*** Opening of Data section ***

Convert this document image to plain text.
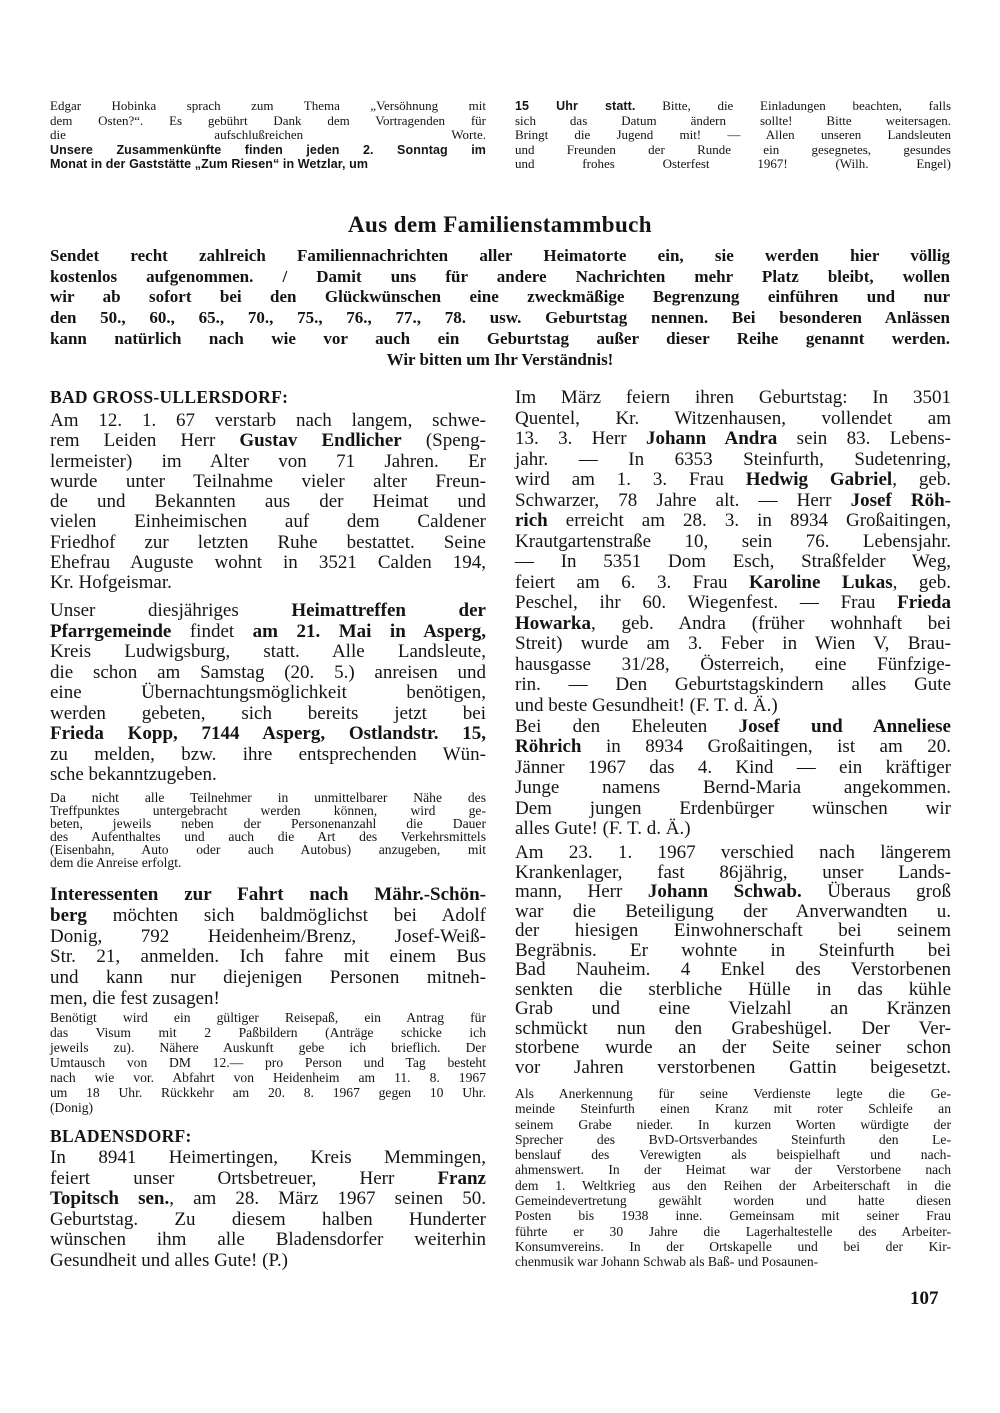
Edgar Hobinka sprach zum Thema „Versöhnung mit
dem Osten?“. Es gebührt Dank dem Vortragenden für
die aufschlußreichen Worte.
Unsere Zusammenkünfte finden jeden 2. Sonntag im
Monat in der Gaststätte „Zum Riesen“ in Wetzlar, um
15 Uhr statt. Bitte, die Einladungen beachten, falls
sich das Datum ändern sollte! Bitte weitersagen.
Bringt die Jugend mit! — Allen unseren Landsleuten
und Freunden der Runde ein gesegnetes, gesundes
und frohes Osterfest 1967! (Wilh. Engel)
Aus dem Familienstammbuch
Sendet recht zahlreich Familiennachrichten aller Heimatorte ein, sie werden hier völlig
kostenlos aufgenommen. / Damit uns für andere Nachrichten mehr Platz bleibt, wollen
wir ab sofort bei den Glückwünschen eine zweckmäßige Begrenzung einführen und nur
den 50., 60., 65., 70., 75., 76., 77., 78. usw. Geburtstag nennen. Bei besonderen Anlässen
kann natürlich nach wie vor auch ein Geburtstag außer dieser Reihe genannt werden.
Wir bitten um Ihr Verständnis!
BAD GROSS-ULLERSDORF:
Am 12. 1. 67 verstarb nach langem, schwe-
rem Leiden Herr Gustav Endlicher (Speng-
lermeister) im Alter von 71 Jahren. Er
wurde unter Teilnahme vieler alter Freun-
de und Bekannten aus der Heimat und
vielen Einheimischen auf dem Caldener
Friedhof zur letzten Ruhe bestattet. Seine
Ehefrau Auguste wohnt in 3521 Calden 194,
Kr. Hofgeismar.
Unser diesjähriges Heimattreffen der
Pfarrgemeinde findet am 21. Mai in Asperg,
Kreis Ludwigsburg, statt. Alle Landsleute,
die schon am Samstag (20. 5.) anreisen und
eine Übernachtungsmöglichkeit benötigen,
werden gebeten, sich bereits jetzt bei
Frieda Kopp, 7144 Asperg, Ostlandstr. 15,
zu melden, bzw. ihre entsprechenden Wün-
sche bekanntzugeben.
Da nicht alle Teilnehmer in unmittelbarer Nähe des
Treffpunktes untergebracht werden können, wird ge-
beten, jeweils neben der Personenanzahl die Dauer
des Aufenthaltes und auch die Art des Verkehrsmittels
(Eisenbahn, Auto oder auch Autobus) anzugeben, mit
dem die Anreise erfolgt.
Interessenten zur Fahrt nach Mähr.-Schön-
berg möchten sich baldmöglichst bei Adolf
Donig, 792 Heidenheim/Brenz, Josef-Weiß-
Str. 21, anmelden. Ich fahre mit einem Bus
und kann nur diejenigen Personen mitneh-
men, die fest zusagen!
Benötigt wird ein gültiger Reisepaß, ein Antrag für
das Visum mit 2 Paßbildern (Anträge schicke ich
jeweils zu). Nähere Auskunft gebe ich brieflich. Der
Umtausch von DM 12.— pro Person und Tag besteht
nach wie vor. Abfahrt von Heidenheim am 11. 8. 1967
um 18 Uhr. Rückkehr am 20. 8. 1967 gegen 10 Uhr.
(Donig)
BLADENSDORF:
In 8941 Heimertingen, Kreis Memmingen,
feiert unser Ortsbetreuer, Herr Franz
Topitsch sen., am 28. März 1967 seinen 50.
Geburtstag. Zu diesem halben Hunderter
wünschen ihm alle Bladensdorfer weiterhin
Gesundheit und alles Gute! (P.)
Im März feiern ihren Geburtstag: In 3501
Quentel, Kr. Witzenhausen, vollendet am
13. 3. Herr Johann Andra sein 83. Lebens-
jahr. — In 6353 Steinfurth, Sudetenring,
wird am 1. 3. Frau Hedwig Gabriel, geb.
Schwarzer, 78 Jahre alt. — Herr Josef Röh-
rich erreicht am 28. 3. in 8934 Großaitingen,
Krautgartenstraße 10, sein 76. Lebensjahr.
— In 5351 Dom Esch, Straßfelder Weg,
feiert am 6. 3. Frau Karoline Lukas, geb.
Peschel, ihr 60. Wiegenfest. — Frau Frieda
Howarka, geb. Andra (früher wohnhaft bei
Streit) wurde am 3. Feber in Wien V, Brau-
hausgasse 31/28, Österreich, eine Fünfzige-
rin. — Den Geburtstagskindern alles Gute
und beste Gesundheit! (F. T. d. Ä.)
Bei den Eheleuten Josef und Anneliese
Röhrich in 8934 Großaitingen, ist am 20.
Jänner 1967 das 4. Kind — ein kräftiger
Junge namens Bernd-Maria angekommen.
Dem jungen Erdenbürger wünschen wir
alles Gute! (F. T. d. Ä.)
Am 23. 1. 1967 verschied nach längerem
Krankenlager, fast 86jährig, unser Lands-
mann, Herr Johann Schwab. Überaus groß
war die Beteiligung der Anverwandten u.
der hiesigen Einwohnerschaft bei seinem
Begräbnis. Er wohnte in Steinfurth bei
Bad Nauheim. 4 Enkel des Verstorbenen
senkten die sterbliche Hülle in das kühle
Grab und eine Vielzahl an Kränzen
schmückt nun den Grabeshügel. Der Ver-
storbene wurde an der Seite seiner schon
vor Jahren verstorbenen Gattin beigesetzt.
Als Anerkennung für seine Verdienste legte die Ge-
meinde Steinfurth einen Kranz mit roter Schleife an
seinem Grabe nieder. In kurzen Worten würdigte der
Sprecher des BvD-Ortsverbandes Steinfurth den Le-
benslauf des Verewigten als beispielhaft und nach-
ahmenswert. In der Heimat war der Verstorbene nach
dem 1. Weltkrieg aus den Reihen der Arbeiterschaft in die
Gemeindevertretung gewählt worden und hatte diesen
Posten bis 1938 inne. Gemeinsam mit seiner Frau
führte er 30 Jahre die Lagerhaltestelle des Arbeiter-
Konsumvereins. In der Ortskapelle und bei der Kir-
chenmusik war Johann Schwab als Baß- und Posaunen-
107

*** Close of Data section ***

All lines above must be repeated exactly, and the pictures must be omitted.

Convert this document image to plain text.
Edgar Hobinka sprach zum Thema „Versöhnung mit
dem Osten?“. Es gebührt Dank dem Vortragenden für
die aufschlußreichen Worte.
Unsere Zusammenkünfte finden jeden 2. Sonntag im
Monat in der Gaststätte „Zum Riesen“ in Wetzlar, um
15 Uhr statt. Bitte, die Einladungen beachten, falls
sich das Datum ändern sollte! Bitte weitersagen.
Bringt die Jugend mit! — Allen unseren Landsleuten
und Freunden der Runde ein gesegnetes, gesundes
und frohes Osterfest 1967! (Wilh. Engel)
Aus dem Familienstammbuch
Sendet recht zahlreich Familiennachrichten aller Heimatorte ein, sie werden hier völlig
kostenlos aufgenommen. / Damit uns für andere Nachrichten mehr Platz bleibt, wollen
wir ab sofort bei den Glückwünschen eine zweckmäßige Begrenzung einführen und nur
den 50., 60., 65., 70., 75., 76., 77., 78. usw. Geburtstag nennen. Bei besonderen Anlässen
kann natürlich nach wie vor auch ein Geburtstag außer dieser Reihe genannt werden.
Wir bitten um Ihr Verständnis!
BAD GROSS-ULLERSDORF:
Am 12. 1. 67 verstarb nach langem, schwe-
rem Leiden Herr Gustav Endlicher (Speng-
lermeister) im Alter von 71 Jahren. Er
wurde unter Teilnahme vieler alter Freun-
de und Bekannten aus der Heimat und
vielen Einheimischen auf dem Caldener
Friedhof zur letzten Ruhe bestattet. Seine
Ehefrau Auguste wohnt in 3521 Calden 194,
Kr. Hofgeismar.
Unser diesjähriges Heimattreffen der
Pfarrgemeinde findet am 21. Mai in Asperg,
Kreis Ludwigsburg, statt. Alle Landsleute,
die schon am Samstag (20. 5.) anreisen und
eine Übernachtungsmöglichkeit benötigen,
werden gebeten, sich bereits jetzt bei
Frieda Kopp, 7144 Asperg, Ostlandstr. 15,
zu melden, bzw. ihre entsprechenden Wün-
sche bekanntzugeben.
Da nicht alle Teilnehmer in unmittelbarer Nähe des
Treffpunktes untergebracht werden können, wird ge-
beten, jeweils neben der Personenanzahl die Dauer
des Aufenthaltes und auch die Art des Verkehrsmittels
(Eisenbahn, Auto oder auch Autobus) anzugeben, mit
dem die Anreise erfolgt.
Interessenten zur Fahrt nach Mähr.-Schön-
berg möchten sich baldmöglichst bei Adolf
Donig, 792 Heidenheim/Brenz, Josef-Weiß-
Str. 21, anmelden. Ich fahre mit einem Bus
und kann nur diejenigen Personen mitneh-
men, die fest zusagen!
Benötigt wird ein gültiger Reisepaß, ein Antrag für
das Visum mit 2 Paßbildern (Anträge schicke ich
jeweils zu). Nähere Auskunft gebe ich brieflich. Der
Umtausch von DM 12.— pro Person und Tag besteht
nach wie vor. Abfahrt von Heidenheim am 11. 8. 1967
um 18 Uhr. Rückkehr am 20. 8. 1967 gegen 10 Uhr.
(Donig)
BLADENSDORF:
In 8941 Heimertingen, Kreis Memmingen,
feiert unser Ortsbetreuer, Herr Franz
Topitsch sen., am 28. März 1967 seinen 50.
Geburtstag. Zu diesem halben Hunderter
wünschen ihm alle Bladensdorfer weiterhin
Gesundheit und alles Gute! (P.)
Im März feiern ihren Geburtstag: In 3501
Quentel, Kr. Witzenhausen, vollendet am
13. 3. Herr Johann Andra sein 83. Lebens-
jahr. — In 6353 Steinfurth, Sudetenring,
wird am 1. 3. Frau Hedwig Gabriel, geb.
Schwarzer, 78 Jahre alt. — Herr Josef Röh-
rich erreicht am 28. 3. in 8934 Großaitingen,
Krautgartenstraße 10, sein 76. Lebensjahr.
— In 5351 Dom Esch, Straßfelder Weg,
feiert am 6. 3. Frau Karoline Lukas, geb.
Peschel, ihr 60. Wiegenfest. — Frau Frieda
Howarka, geb. Andra (früher wohnhaft bei
Streit) wurde am 3. Feber in Wien V, Brau-
hausgasse 31/28, Österreich, eine Fünfzige-
rin. — Den Geburtstagskindern alles Gute
und beste Gesundheit! (F. T. d. Ä.)
Bei den Eheleuten Josef und Anneliese
Röhrich in 8934 Großaitingen, ist am 20.
Jänner 1967 das 4. Kind — ein kräftiger
Junge namens Bernd-Maria angekommen.
Dem jungen Erdenbürger wünschen wir
alles Gute! (F. T. d. Ä.)
Am 23. 1. 1967 verschied nach längerem
Krankenlager, fast 86jährig, unser Lands-
mann, Herr Johann Schwab. Überaus groß
war die Beteiligung der Anverwandten u.
der hiesigen Einwohnerschaft bei seinem
Begräbnis. Er wohnte in Steinfurth bei
Bad Nauheim. 4 Enkel des Verstorbenen
senkten die sterbliche Hülle in das kühle
Grab und eine Vielzahl an Kränzen
schmückt nun den Grabeshügel. Der Ver-
storbene wurde an der Seite seiner schon
vor Jahren verstorbenen Gattin beigesetzt.
Als Anerkennung für seine Verdienste legte die Ge-
meinde Steinfurth einen Kranz mit roter Schleife an
seinem Grabe nieder. In kurzen Worten würdigte der
Sprecher des BvD-Ortsverbandes Steinfurth den Le-
benslauf des Verewigten als beispielhaft und nach-
ahmenswert. In der Heimat war der Verstorbene nach
dem 1. Weltkrieg aus den Reihen der Arbeiterschaft in die
Gemeindevertretung gewählt worden und hatte diesen
Posten bis 1938 inne. Gemeinsam mit seiner Frau
führte er 30 Jahre die Lagerhaltestelle des Arbeiter-
Konsumvereins. In der Ortskapelle und bei der Kir-
chenmusik war Johann Schwab als Baß- und Posaunen-
107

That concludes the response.